→ Request
Copy out all lines with the word "édition" in them.

Lines of data:
──────────────────────────────

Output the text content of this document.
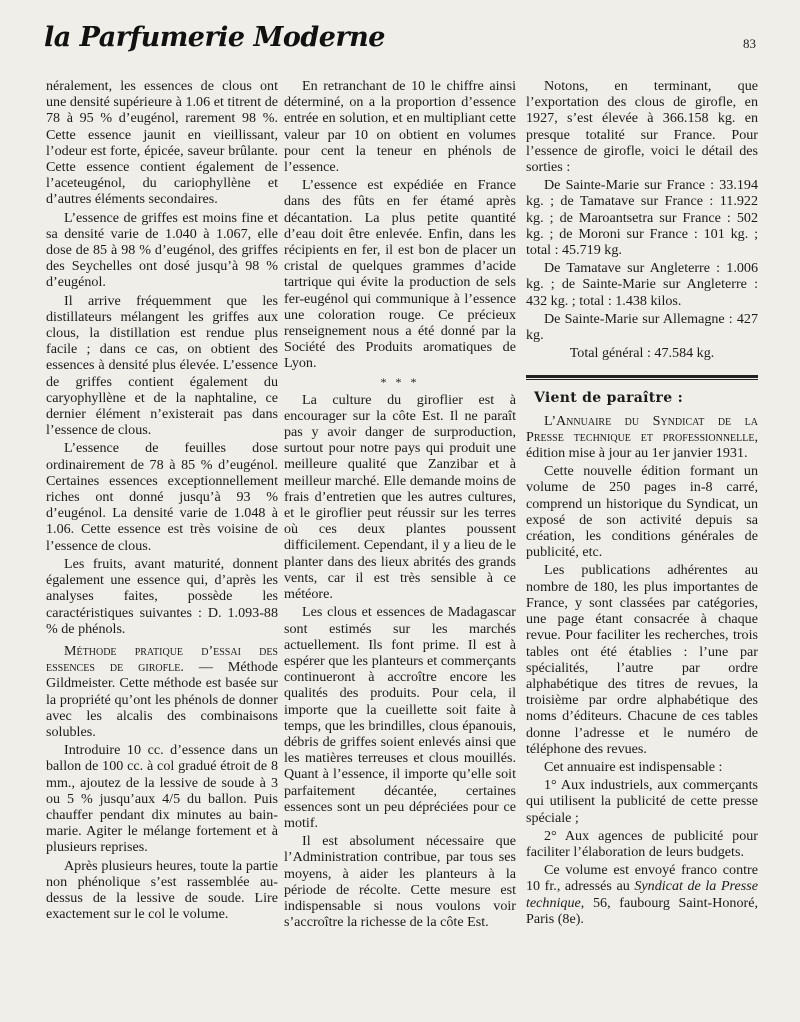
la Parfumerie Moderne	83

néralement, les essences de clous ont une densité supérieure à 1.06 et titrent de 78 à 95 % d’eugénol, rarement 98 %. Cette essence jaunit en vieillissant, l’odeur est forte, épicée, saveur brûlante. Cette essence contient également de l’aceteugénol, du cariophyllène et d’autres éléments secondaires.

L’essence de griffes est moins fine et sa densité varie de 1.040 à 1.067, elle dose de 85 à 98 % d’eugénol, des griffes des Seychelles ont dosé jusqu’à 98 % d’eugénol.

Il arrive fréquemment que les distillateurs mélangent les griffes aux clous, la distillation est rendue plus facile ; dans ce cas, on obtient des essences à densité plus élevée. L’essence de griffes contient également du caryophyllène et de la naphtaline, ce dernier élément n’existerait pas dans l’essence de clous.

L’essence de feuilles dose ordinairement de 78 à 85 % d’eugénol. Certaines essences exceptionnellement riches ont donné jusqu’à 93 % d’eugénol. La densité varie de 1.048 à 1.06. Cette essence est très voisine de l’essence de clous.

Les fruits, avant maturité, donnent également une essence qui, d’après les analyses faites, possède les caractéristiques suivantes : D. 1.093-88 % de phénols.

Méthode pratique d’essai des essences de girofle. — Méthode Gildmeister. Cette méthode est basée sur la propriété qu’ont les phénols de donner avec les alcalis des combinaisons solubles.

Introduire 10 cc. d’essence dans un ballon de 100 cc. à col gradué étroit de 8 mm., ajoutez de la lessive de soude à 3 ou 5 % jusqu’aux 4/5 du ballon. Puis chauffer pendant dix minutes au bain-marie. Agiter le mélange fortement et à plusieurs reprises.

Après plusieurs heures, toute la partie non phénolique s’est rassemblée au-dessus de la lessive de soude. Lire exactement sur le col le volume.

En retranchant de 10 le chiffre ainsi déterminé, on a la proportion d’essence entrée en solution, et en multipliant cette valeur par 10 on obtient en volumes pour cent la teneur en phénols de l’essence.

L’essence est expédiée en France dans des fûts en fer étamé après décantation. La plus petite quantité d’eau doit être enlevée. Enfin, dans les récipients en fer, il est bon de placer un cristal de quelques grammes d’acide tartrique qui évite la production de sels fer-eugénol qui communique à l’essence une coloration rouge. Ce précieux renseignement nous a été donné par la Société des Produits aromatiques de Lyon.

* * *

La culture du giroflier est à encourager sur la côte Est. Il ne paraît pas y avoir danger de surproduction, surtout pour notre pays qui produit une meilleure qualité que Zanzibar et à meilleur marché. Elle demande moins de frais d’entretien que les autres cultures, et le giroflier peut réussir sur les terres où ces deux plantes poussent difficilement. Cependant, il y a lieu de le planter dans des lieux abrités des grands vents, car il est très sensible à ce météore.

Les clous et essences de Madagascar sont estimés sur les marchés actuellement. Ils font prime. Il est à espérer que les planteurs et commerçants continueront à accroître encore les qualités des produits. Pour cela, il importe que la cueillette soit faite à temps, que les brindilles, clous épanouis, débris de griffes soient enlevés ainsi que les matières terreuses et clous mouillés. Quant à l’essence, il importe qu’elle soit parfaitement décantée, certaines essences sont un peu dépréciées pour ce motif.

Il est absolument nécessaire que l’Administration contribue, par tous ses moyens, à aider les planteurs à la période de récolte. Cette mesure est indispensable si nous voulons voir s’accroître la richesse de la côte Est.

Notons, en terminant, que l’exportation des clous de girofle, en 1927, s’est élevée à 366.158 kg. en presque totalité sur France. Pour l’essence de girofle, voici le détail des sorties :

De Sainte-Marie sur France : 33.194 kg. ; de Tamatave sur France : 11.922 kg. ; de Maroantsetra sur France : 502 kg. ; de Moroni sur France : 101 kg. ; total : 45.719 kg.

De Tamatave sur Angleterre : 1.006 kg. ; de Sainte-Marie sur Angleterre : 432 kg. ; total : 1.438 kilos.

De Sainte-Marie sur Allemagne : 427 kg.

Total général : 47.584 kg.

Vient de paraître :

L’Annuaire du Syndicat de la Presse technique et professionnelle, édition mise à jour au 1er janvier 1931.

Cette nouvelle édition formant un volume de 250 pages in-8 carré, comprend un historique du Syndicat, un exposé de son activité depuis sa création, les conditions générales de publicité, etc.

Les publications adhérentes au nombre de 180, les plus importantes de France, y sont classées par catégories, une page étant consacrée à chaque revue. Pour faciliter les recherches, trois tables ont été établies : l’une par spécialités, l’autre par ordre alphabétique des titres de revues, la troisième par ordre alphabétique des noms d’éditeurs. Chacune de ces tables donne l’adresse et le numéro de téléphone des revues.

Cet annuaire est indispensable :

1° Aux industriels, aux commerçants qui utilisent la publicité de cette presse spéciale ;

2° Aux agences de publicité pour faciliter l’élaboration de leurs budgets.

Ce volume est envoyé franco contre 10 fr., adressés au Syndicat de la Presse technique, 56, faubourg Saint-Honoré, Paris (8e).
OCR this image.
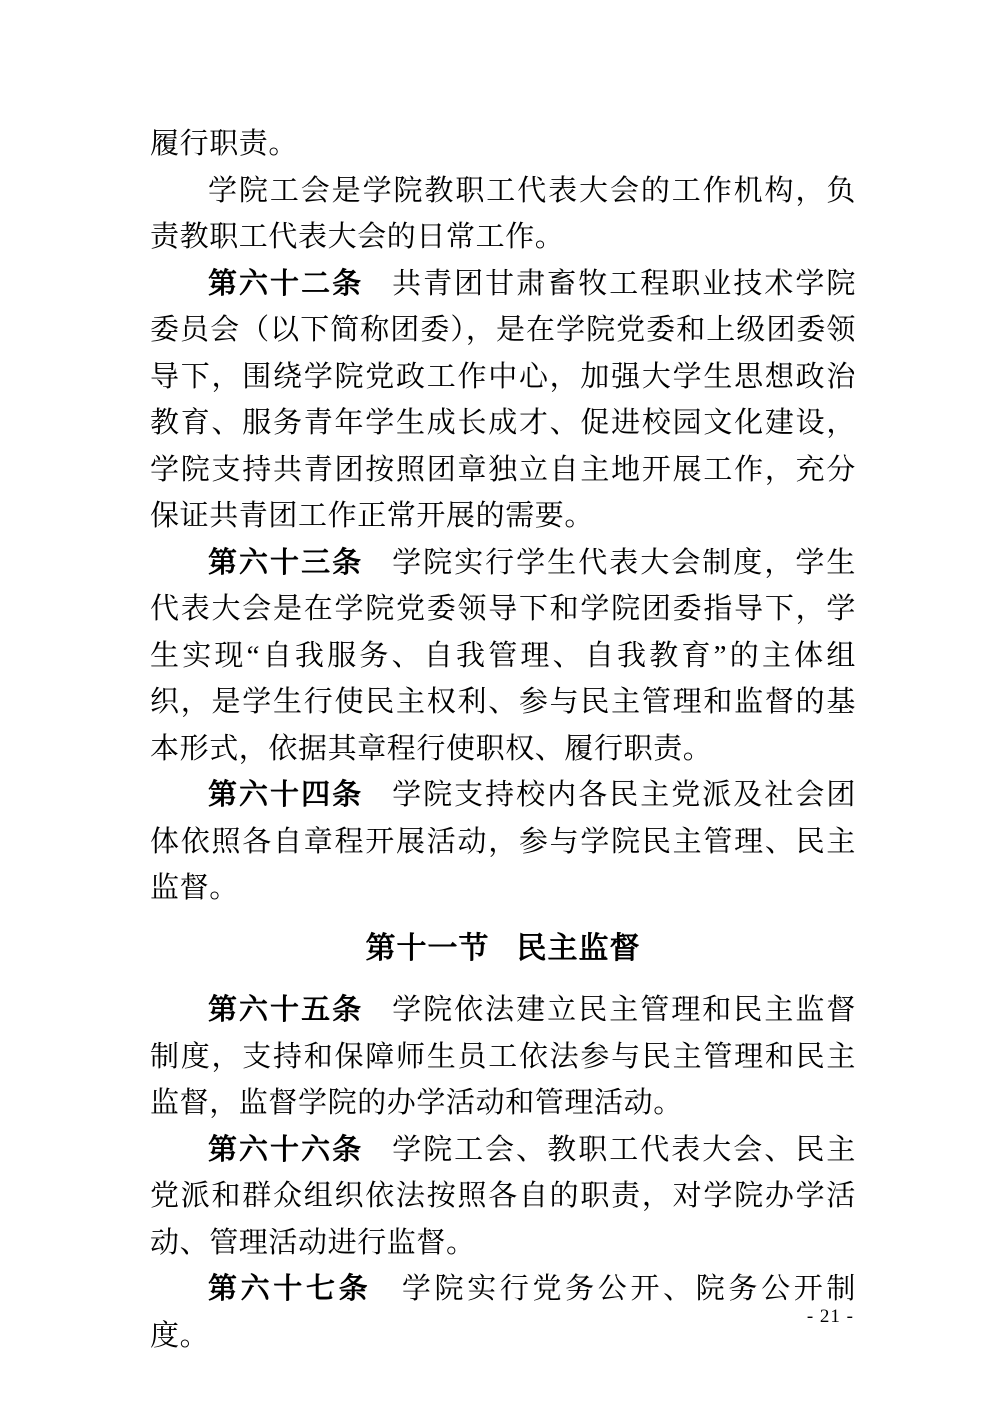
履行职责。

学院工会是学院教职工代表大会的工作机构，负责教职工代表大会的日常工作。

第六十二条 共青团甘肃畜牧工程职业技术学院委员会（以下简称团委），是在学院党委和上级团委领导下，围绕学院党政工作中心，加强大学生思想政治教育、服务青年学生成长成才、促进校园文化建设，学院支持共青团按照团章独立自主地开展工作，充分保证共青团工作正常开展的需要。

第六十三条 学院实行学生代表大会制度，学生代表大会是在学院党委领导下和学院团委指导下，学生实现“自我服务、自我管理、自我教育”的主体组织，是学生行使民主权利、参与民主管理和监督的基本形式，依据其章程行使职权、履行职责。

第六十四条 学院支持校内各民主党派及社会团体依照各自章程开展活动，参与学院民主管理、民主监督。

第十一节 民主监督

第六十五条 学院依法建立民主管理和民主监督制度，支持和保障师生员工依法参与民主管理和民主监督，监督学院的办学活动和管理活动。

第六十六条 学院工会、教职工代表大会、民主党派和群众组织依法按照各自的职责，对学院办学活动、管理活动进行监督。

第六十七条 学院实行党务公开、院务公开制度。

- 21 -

──────────────────────────────

→ Result of this task
L’Annuaire du Syndicat de la Presse technique et professionnelle, édition mise à jour au 1er janvier 1931.
Cette nouvelle édition formant un volume de 250 pages in-8 carré, comprend un historique du Syndicat, un exposé de son activité depuis sa création, les conditions générales de publicité, etc.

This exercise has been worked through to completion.